» Directions: Please give the listing again, word for word, with nothing left out.

» Extracted information:
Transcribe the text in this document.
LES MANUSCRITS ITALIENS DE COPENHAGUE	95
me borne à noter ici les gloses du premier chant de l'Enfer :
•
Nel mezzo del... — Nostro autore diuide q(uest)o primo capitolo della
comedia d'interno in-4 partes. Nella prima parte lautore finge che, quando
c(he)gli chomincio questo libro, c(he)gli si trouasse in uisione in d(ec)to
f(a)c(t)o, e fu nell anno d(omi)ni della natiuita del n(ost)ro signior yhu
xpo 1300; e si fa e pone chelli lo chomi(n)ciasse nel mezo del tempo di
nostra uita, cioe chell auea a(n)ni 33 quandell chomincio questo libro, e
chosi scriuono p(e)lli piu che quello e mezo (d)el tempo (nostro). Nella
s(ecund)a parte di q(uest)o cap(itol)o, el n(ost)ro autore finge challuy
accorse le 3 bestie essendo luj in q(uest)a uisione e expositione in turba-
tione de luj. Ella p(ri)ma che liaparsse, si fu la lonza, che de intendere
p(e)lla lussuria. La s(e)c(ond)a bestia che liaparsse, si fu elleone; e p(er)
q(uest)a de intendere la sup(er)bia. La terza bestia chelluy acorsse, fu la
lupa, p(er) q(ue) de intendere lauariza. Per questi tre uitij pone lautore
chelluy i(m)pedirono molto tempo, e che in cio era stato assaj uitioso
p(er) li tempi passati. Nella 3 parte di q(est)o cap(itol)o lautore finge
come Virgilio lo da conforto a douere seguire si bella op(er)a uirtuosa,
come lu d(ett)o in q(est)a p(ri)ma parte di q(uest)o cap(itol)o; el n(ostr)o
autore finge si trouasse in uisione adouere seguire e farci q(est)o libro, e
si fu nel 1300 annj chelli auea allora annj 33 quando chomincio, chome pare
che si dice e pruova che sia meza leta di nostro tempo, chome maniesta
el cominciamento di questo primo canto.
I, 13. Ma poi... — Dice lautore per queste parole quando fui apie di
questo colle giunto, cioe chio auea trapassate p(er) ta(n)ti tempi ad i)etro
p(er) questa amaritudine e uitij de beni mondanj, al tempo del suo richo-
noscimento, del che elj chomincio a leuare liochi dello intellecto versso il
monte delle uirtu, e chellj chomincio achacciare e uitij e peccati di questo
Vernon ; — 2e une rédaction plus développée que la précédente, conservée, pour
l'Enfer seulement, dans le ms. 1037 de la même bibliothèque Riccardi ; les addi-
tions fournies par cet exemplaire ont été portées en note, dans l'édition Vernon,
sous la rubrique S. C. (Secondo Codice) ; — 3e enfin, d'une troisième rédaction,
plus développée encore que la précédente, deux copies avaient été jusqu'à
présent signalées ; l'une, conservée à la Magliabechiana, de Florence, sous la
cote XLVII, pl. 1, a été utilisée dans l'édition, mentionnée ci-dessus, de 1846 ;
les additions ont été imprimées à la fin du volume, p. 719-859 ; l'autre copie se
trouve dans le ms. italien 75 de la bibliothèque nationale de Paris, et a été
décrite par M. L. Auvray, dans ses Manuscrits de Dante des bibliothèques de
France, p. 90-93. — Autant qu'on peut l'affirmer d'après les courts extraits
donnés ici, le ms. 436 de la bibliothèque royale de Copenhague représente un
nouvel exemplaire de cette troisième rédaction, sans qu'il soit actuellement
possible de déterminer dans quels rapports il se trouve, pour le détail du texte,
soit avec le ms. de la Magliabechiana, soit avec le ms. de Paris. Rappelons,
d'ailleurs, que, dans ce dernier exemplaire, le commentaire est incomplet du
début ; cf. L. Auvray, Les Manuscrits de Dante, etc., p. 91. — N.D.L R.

» Result of this task:
Transcribe the text in this document.
LES MANUSCRITS ITALIENS DE COPENHAGUE	95
me borne à noter ici les gloses du premier chant de l'Enfer :
•
Nel mezzo del... — Nostro autore diuide q(uest)o primo capitolo della
comedia d'interno in-4 partes. Nella prima parte lautore finge che, quando
c(he)gli chomincio questo libro, c(he)gli si trouasse in uisione in d(ec)to
f(a)c(t)o, e fu nell anno d(omi)ni della natiuita del n(ost)ro signior yhu
xpo 1300; e si fa e pone chelli lo chomi(n)ciasse nel mezo del tempo di
nostra uita, cioe chell auea a(n)ni 33 quandell chomincio questo libro, e
chosi scriuono p(e)lli piu che quello e mezo (d)el tempo (nostro). Nella
s(ecund)a parte di q(uest)o cap(itol)o, el n(ost)ro autore finge challuy
accorse le 3 bestie essendo luj in q(uest)a uisione e expositione in turba-
tione de luj. Ella p(ri)ma che liaparsse, si fu la lonza, che de intendere
p(e)lla lussuria. La s(e)c(ond)a bestia che liaparsse, si fu elleone; e p(er)
q(uest)a de intendere la sup(er)bia. La terza bestia chelluy acorsse, fu la
lupa, p(er) q(ue) de intendere lauariza. Per questi tre uitij pone lautore
chelluy i(m)pedirono molto tempo, e che in cio era stato assaj uitioso
p(er) li tempi passati. Nella 3 parte di q(est)o cap(itol)o lautore finge
come Virgilio lo da conforto a douere seguire si bella op(er)a uirtuosa,
come lu d(ett)o in q(est)a p(ri)ma parte di q(uest)o cap(itol)o; el n(ostr)o
autore finge si trouasse in uisione adouere seguire e farci q(est)o libro, e
si fu nel 1300 annj chelli auea allora annj 33 quando chomincio, chome pare
che si dice e pruova che sia meza leta di nostro tempo, chome maniesta
el cominciamento di questo primo canto.
I, 13. Ma poi... — Dice lautore per queste parole quando fui apie di
questo colle giunto, cioe chio auea trapassate p(er) ta(n)ti tempi ad i)etro
p(er) questa amaritudine e uitij de beni mondanj, al tempo del suo richo-
noscimento, del che elj chomincio a leuare liochi dello intellecto versso il
monte delle uirtu, e chellj chomincio achacciare e uitij e peccati di questo
Vernon ; — 2e une rédaction plus développée que la précédente, conservée, pour
l'Enfer seulement, dans le ms. 1037 de la même bibliothèque Riccardi ; les addi-
tions fournies par cet exemplaire ont été portées en note, dans l'édition Vernon,
sous la rubrique S. C. (Secondo Codice) ; — 3e enfin, d'une troisième rédaction,
plus développée encore que la précédente, deux copies avaient été jusqu'à
présent signalées ; l'une, conservée à la Magliabechiana, de Florence, sous la
cote XLVII, pl. 1, a été utilisée dans l'édition, mentionnée ci-dessus, de 1846 ;
les additions ont été imprimées à la fin du volume, p. 719-859 ; l'autre copie se
trouve dans le ms. italien 75 de la bibliothèque nationale de Paris, et a été
décrite par M. L. Auvray, dans ses Manuscrits de Dante des bibliothèques de
France, p. 90-93. — Autant qu'on peut l'affirmer d'après les courts extraits
donnés ici, le ms. 436 de la bibliothèque royale de Copenhague représente un
nouvel exemplaire de cette troisième rédaction, sans qu'il soit actuellement
possible de déterminer dans quels rapports il se trouve, pour le détail du texte,
soit avec le ms. de la Magliabechiana, soit avec le ms. de Paris. Rappelons,
d'ailleurs, que, dans ce dernier exemplaire, le commentaire est incomplet du
début ; cf. L. Auvray, Les Manuscrits de Dante, etc., p. 91. — N.D.L R.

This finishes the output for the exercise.